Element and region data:
▼

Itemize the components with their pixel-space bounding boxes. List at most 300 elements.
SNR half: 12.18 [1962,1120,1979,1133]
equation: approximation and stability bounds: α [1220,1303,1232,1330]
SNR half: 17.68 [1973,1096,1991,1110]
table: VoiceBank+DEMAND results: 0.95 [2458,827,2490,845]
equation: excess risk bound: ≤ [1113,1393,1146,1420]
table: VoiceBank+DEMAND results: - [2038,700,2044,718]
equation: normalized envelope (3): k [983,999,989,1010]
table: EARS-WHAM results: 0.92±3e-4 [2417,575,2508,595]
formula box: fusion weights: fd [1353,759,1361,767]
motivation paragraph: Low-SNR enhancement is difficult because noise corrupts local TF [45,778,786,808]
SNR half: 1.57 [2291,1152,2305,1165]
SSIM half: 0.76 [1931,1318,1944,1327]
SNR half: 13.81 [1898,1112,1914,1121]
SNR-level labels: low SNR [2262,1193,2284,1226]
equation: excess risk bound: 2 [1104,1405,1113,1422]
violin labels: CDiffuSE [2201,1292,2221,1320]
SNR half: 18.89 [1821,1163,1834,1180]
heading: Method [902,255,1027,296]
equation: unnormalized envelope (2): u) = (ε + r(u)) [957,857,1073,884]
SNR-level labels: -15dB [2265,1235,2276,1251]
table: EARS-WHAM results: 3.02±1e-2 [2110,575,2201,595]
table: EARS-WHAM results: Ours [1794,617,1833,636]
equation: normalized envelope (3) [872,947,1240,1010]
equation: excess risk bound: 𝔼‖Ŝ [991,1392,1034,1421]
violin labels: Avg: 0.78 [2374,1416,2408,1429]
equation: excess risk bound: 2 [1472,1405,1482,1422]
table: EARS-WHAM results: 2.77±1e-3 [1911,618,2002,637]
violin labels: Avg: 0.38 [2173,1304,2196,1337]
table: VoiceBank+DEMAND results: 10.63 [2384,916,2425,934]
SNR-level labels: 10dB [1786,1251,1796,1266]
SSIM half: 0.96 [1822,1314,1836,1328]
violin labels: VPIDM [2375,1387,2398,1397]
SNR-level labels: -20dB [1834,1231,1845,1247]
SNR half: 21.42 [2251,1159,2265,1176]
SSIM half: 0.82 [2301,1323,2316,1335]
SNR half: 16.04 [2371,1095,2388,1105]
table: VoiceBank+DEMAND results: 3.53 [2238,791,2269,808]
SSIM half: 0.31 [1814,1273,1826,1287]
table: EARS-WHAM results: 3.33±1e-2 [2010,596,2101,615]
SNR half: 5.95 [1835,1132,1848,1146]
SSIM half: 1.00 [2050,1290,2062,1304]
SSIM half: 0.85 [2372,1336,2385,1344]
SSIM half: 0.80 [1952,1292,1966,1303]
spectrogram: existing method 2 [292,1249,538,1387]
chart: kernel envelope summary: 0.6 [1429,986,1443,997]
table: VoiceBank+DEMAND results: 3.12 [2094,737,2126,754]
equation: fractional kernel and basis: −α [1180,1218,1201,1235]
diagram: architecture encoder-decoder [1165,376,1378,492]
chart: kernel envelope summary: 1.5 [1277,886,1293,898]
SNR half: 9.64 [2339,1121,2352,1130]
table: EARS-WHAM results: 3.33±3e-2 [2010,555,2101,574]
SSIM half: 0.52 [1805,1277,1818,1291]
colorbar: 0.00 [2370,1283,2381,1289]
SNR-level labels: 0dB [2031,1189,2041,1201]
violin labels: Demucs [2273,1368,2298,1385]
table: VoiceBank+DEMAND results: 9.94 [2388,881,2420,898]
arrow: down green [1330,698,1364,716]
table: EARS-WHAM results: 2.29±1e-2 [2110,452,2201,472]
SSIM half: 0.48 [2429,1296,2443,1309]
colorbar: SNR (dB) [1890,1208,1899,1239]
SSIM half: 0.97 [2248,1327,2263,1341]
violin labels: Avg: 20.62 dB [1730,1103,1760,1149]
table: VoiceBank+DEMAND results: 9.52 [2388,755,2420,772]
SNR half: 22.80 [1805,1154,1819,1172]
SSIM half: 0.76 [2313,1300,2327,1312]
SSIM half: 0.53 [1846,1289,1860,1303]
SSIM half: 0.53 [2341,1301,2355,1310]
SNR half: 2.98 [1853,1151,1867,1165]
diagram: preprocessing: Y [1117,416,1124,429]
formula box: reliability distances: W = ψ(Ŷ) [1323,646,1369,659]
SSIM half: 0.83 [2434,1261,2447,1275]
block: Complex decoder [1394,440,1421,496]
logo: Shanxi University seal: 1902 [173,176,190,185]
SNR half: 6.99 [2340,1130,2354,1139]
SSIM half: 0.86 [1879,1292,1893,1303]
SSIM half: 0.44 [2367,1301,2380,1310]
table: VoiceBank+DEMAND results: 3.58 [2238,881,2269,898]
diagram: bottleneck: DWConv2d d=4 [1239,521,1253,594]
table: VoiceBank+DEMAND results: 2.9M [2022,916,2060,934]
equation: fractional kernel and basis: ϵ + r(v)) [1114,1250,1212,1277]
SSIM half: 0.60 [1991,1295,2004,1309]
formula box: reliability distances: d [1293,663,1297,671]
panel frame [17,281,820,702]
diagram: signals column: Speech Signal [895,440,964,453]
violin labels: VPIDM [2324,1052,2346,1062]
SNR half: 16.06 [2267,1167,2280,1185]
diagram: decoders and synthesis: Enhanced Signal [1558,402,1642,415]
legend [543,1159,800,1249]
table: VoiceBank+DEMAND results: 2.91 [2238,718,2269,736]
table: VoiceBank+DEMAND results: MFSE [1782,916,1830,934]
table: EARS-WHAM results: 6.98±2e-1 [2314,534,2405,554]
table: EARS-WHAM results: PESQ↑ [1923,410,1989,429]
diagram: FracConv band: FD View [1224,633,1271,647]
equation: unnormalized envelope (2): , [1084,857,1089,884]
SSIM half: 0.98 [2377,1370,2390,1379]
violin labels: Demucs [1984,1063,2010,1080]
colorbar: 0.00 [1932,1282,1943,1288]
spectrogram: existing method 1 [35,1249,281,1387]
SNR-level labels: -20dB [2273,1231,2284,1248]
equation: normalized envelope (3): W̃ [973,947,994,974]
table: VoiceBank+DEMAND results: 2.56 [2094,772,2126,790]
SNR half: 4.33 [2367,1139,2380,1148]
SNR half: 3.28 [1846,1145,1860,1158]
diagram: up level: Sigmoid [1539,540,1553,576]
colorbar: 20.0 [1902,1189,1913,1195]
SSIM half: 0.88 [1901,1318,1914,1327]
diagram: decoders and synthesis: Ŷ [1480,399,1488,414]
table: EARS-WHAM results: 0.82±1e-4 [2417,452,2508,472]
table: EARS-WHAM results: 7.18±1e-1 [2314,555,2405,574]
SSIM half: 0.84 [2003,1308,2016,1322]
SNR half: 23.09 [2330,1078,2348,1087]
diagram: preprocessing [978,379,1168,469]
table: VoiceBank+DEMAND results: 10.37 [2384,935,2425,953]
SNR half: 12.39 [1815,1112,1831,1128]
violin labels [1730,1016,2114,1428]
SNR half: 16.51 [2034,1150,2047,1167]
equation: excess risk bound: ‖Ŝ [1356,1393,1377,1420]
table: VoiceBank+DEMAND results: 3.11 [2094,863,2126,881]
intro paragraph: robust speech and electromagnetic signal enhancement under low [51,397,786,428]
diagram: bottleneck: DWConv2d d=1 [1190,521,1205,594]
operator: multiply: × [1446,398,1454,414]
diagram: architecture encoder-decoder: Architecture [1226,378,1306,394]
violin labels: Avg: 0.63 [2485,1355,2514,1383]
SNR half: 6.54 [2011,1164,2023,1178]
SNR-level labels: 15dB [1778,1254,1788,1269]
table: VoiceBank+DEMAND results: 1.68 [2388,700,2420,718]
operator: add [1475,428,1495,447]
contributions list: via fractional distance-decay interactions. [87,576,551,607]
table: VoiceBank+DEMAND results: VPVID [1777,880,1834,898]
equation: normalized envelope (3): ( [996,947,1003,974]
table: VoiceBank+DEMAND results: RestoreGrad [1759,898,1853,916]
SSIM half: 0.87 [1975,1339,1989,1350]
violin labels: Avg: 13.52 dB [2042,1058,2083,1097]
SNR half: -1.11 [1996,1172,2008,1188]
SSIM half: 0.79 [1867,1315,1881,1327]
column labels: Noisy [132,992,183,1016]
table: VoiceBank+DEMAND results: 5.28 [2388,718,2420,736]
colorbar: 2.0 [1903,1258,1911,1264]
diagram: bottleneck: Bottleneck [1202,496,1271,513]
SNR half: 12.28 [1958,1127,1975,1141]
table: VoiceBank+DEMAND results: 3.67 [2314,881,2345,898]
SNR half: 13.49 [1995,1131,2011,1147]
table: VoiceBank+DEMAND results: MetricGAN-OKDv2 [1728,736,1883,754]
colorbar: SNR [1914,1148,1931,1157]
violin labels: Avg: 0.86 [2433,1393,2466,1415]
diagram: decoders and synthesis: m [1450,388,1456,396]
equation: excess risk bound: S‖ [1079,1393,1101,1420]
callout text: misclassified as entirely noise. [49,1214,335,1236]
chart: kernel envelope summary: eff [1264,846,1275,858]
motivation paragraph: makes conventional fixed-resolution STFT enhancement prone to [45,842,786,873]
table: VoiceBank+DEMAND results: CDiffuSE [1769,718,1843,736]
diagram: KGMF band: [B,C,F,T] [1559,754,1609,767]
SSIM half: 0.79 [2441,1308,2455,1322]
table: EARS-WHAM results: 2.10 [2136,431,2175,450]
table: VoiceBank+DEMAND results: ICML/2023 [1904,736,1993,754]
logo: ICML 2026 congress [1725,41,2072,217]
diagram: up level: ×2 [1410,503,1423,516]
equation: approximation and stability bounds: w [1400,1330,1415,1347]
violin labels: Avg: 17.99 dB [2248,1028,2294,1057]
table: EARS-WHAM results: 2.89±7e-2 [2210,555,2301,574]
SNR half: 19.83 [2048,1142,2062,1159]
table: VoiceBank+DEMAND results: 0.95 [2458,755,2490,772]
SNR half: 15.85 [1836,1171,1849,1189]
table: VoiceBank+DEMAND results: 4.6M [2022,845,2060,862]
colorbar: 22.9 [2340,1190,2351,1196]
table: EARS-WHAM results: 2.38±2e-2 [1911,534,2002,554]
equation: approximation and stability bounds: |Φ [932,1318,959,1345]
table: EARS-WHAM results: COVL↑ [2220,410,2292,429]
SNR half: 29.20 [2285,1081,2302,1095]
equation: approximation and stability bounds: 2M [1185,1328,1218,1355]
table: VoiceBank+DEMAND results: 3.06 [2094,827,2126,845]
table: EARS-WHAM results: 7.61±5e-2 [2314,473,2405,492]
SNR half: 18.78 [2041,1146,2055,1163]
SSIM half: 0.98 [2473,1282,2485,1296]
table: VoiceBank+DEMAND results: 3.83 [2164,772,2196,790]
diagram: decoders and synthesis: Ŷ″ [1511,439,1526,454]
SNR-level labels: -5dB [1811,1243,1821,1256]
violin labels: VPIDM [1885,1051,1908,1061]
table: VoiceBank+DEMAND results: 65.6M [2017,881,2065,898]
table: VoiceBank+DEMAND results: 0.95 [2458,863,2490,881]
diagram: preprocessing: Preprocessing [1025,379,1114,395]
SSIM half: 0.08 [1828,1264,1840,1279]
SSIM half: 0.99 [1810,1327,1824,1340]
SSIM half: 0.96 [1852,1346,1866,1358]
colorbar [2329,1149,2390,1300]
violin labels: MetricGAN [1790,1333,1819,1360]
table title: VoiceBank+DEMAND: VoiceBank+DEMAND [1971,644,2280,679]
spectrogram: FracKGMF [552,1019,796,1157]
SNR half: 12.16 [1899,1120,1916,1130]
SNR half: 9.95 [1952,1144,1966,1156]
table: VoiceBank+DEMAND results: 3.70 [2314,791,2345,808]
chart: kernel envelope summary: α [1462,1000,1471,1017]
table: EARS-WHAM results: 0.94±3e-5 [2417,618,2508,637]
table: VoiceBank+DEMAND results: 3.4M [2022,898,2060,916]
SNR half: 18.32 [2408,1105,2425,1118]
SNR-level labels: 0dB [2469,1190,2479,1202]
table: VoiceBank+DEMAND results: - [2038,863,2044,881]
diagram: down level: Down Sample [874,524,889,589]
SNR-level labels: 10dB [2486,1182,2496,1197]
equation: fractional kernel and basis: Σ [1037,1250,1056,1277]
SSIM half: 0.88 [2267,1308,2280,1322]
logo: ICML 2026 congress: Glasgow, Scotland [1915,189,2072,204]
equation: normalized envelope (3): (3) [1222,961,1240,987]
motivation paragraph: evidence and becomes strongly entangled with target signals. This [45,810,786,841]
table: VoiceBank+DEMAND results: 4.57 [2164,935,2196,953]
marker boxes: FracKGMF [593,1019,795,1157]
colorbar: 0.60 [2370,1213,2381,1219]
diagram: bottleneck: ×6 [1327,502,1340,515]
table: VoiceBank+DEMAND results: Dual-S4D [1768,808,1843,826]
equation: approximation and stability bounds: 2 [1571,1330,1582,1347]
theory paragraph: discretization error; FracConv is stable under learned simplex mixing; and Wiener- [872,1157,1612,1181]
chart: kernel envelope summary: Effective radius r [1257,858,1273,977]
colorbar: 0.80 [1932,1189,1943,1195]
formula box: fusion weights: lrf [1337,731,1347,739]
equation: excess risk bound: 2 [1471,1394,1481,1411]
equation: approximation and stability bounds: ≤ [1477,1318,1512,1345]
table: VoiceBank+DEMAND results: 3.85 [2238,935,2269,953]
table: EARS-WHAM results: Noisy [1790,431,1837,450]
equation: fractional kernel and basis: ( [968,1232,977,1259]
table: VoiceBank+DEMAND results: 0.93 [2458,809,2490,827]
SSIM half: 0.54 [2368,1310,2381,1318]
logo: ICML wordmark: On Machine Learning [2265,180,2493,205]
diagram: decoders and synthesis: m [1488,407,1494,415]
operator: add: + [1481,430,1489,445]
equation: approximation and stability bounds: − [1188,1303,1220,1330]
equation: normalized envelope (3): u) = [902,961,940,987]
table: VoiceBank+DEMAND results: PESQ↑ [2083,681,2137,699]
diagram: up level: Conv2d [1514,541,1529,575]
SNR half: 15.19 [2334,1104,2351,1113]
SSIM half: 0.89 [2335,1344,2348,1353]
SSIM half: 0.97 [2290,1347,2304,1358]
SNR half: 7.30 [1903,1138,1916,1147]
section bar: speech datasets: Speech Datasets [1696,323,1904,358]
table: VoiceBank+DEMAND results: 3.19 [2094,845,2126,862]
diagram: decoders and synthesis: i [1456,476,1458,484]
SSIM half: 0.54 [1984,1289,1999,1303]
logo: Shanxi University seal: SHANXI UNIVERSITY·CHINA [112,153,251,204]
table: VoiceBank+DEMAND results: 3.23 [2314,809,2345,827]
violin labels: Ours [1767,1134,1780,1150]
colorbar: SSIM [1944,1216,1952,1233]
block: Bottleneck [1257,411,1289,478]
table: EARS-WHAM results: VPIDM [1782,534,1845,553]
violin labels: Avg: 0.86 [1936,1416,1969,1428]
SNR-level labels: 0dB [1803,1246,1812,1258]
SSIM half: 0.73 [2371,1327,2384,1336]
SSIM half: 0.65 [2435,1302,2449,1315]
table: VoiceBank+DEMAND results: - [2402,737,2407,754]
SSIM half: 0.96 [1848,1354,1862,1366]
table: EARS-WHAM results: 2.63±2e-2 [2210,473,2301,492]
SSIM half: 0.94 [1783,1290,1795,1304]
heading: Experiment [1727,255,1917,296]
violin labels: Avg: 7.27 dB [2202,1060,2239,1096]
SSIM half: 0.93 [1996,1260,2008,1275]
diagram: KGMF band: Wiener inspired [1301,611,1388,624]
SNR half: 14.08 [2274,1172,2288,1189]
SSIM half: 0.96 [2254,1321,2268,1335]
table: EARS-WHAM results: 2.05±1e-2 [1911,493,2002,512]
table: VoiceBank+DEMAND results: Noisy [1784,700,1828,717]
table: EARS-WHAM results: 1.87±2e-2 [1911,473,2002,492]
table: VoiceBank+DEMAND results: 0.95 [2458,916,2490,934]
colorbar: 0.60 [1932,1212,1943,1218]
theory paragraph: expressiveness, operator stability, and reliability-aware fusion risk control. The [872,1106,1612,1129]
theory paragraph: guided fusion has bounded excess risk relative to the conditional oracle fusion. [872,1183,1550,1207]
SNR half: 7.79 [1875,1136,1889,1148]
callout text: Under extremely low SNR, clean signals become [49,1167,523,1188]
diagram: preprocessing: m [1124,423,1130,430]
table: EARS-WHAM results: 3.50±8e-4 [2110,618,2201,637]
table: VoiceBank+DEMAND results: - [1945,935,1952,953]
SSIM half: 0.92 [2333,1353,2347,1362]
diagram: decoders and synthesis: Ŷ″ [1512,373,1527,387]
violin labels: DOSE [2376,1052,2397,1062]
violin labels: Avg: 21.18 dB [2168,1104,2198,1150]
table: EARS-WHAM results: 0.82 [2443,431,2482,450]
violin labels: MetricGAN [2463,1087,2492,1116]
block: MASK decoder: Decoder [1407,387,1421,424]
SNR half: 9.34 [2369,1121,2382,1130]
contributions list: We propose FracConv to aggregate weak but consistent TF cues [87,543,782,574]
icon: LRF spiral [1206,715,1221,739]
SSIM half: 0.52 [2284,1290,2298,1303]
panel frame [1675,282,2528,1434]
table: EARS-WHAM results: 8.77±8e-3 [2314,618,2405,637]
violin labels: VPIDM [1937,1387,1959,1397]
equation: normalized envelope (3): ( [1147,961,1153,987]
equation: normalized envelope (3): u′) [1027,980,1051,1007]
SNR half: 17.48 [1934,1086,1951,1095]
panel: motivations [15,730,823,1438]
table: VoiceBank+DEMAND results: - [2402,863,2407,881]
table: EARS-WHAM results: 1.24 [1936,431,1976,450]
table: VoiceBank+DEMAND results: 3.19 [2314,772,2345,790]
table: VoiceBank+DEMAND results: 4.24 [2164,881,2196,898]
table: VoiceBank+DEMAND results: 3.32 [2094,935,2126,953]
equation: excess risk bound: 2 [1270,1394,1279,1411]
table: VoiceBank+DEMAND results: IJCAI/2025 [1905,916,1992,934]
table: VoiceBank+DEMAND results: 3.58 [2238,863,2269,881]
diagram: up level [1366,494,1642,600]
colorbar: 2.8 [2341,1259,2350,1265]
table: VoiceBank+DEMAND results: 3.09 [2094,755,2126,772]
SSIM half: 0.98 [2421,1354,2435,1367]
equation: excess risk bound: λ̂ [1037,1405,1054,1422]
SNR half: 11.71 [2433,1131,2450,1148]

▲

Please copy the entries word for word, beginning with the first line and stopping after the line that contains "SNR half: 17.68 [1973,1096,1991,1110]", including both of those lines.

Answer for this exercise:
Itemize the components with their pixel-space bounding boxes. List at most 300 elements.
SNR half: 12.18 [1962,1120,1979,1133]
equation: approximation and stability bounds: α [1220,1303,1232,1330]
SNR half: 17.68 [1973,1096,1991,1110]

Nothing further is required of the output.